Dataset items

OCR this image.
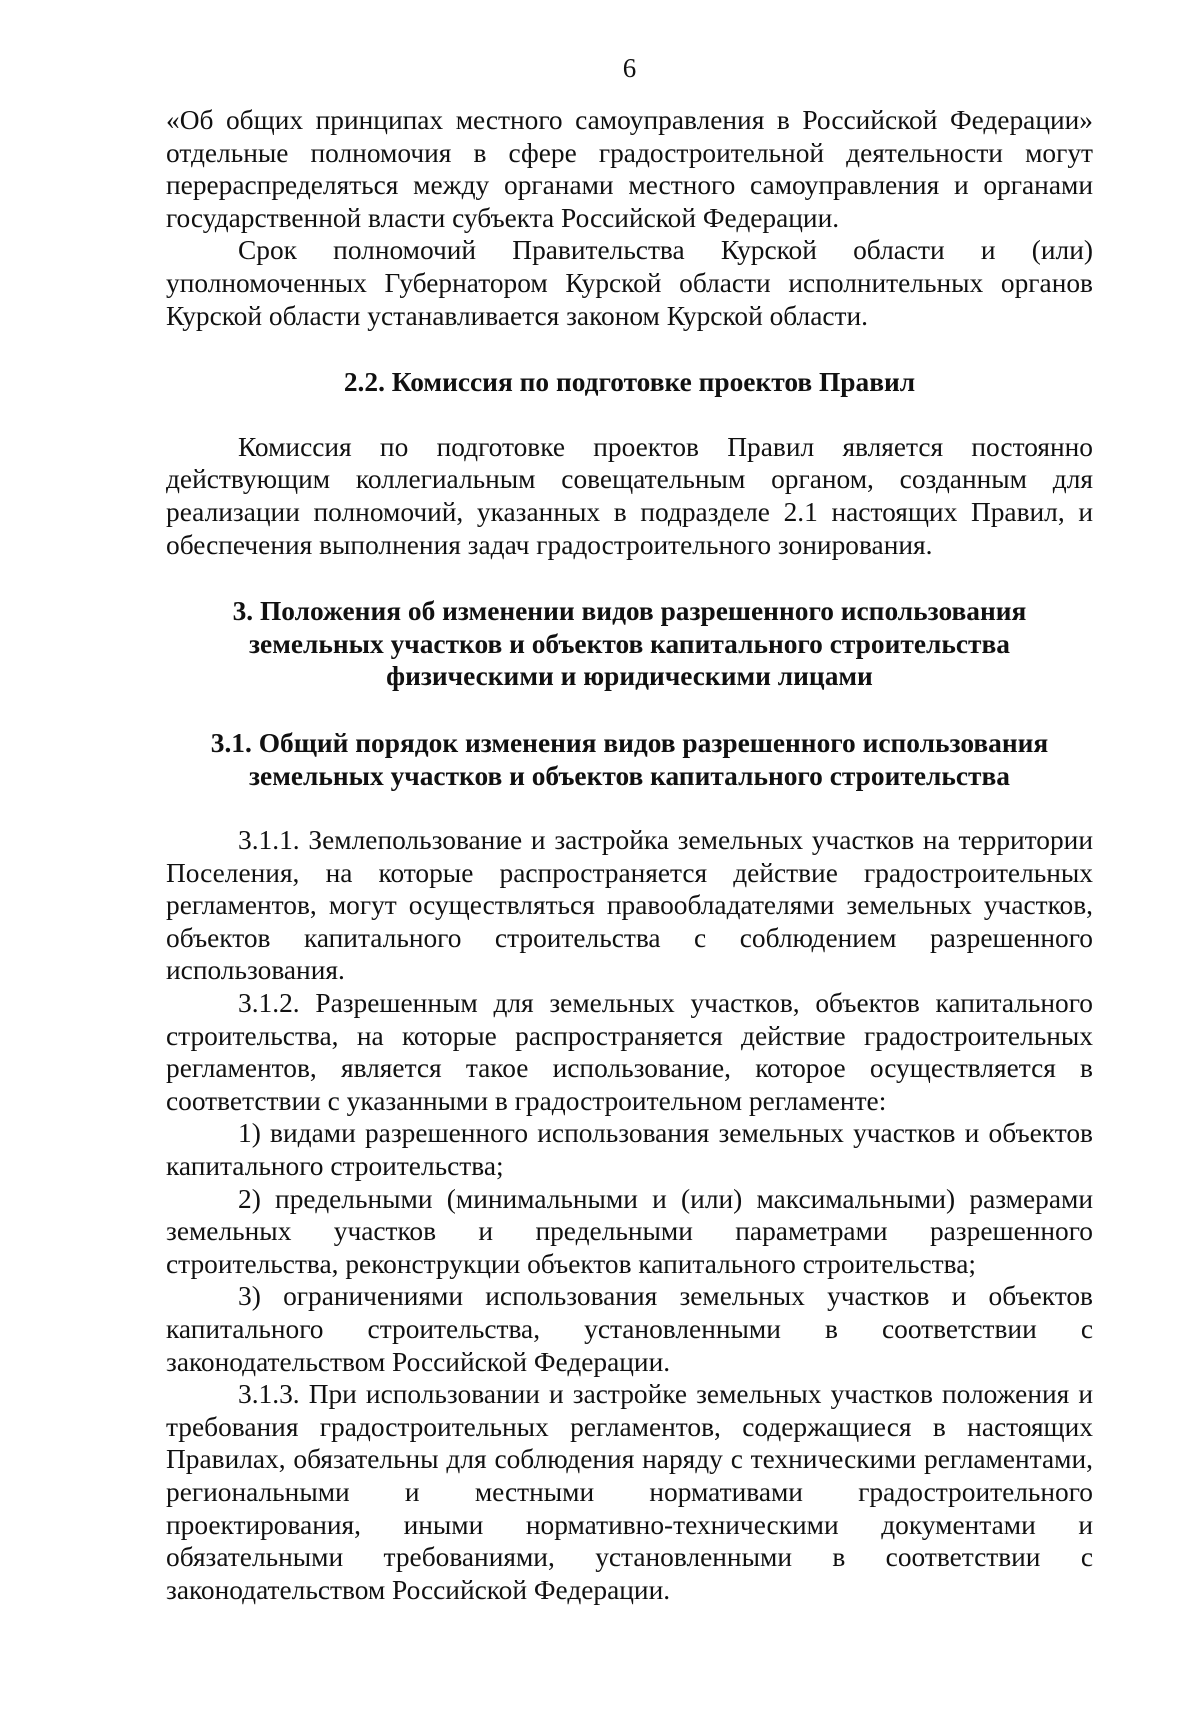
6

«Об общих принципах местного самоуправления в Российской Федерации» отдельные полномочия в сфере градостроительной деятельности могут перераспределяться между органами местного самоуправления и органами государственной власти субъекта Российской Федерации.

Срок полномочий Правительства Курской области и (или) уполномоченных Губернатором Курской области исполнительных органов Курской области устанавливается законом Курской области.

2.2. Комиссия по подготовке проектов Правил

Комиссия по подготовке проектов Правил является постоянно действующим коллегиальным совещательным органом, созданным для реализации полномочий, указанных в подразделе 2.1 настоящих Правил, и обеспечения выполнения задач градостроительного зонирования.

3. Положения об изменении видов разрешенного использования
земельных участков и объектов капитального строительства
физическими и юридическими лицами
3.1. Общий порядок изменения видов разрешенного использования
земельных участков и объектов капитального строительства

3.1.1. Землепользование и застройка земельных участков на территории Поселения, на которые распространяется действие градостроительных регламентов, могут осуществляться правообладателями земельных участков, объектов капитального строительства с соблюдением разрешенного использования.

3.1.2. Разрешенным для земельных участков, объектов капитального строительства, на которые распространяется действие градостроительных регламентов, является такое использование, которое осуществляется в соответствии с указанными в градостроительном регламенте:

1) видами разрешенного использования земельных участков и объектов капитального строительства;

2) предельными (минимальными и (или) максимальными) размерами земельных участков и предельными параметрами разрешенного строительства, реконструкции объектов капитального строительства;

3) ограничениями использования земельных участков и объектов капитального строительства, установленными в соответствии с законодательством Российской Федерации.

3.1.3. При использовании и застройке земельных участков положения и требования градостроительных регламентов, содержащиеся в настоящих Правилах, обязательны для соблюдения наряду с техническими регламентами, региональными и местными нормативами градостроительного проектирования, иными нормативно-техническими документами и обязательными требованиями, установленными в соответствии с законодательством Российской Федерации.
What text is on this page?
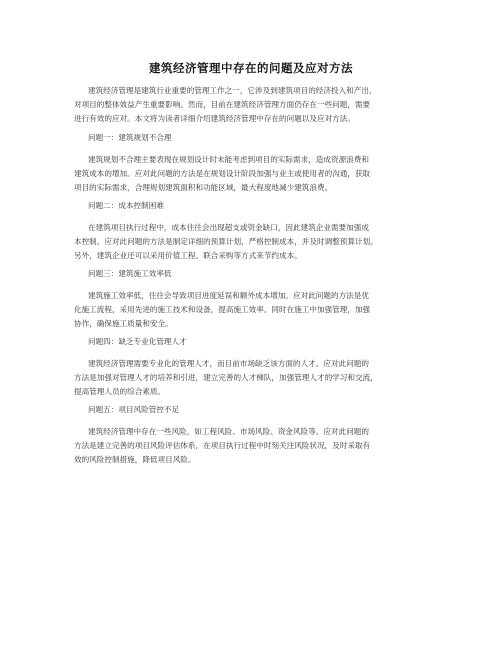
建筑经济管理中存在的问题及应对方法
建筑经济管理是建筑行业重要的管理工作之一，它涉及到建筑项目的经济投入和产出，
对项目的整体效益产生重要影响。然而，目前在建筑经济管理方面仍存在一些问题，需要
进行有效的应对。本文将为读者详细介绍建筑经济管理中存在的问题以及应对方法。
问题一：建筑规划不合理
建筑规划不合理主要表现在规划设计时未能考虑到项目的实际需求，造成资源浪费和
建筑成本的增加。应对此问题的方法是在规划设计阶段加强与业主或使用者的沟通，获取
项目的实际需求，合理规划建筑面积和功能区域，最大程度地减少建筑浪费。
问题二：成本控制困难
在建筑项目执行过程中，成本往往会出现超支或资金缺口，因此建筑企业需要加强成
本控制。应对此问题的方法是制定详细的预算计划，严格控制成本，并及时调整预算计划。
另外，建筑企业还可以采用价值工程、联合采购等方式来节约成本。
问题三：建筑施工效率低
建筑施工效率低，往往会导致项目进度延误和额外成本增加。应对此问题的方法是优
化施工流程，采用先进的施工技术和设备，提高施工效率。同时在施工中加强管理，加强
协作，确保施工质量和安全。
问题四：缺乏专业化管理人才
建筑经济管理需要专业化的管理人才，而目前市场缺乏该方面的人才。应对此问题的
方法是加强对管理人才的培养和引进，建立完善的人才梯队，加强管理人才的学习和交流，
提高管理人员的综合素质。
问题五：项目风险管控不足
建筑经济管理中存在一些风险，如工程风险、市场风险、资金风险等。应对此问题的
方法是建立完善的项目风险评估体系，在项目执行过程中时刻关注风险状况，及时采取有
效的风险控制措施，降低项目风险。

Prompt
Only the lines from the one containing "What text is on this page?" through the end of the listing are to be quoted, exactly and with both ends included; pictures are left out.

Solution to this problem
What text is on this page?
建筑经济管理中存在的问题及应对方法
建筑经济管理是建筑行业重要的管理工作之一，它涉及到建筑项目的经济投入和产出，
对项目的整体效益产生重要影响。然而，目前在建筑经济管理方面仍存在一些问题，需要
进行有效的应对。本文将为读者详细介绍建筑经济管理中存在的问题以及应对方法。
问题一：建筑规划不合理
建筑规划不合理主要表现在规划设计时未能考虑到项目的实际需求，造成资源浪费和
建筑成本的增加。应对此问题的方法是在规划设计阶段加强与业主或使用者的沟通，获取
项目的实际需求，合理规划建筑面积和功能区域，最大程度地减少建筑浪费。
问题二：成本控制困难
在建筑项目执行过程中，成本往往会出现超支或资金缺口，因此建筑企业需要加强成
本控制。应对此问题的方法是制定详细的预算计划，严格控制成本，并及时调整预算计划。
另外，建筑企业还可以采用价值工程、联合采购等方式来节约成本。
问题三：建筑施工效率低
建筑施工效率低，往往会导致项目进度延误和额外成本增加。应对此问题的方法是优
化施工流程，采用先进的施工技术和设备，提高施工效率。同时在施工中加强管理，加强
协作，确保施工质量和安全。
问题四：缺乏专业化管理人才
建筑经济管理需要专业化的管理人才，而目前市场缺乏该方面的人才。应对此问题的
方法是加强对管理人才的培养和引进，建立完善的人才梯队，加强管理人才的学习和交流，
提高管理人员的综合素质。
问题五：项目风险管控不足
建筑经济管理中存在一些风险，如工程风险、市场风险、资金风险等。应对此问题的
方法是建立完善的项目风险评估体系，在项目执行过程中时刻关注风险状况，及时采取有
效的风险控制措施，降低项目风险。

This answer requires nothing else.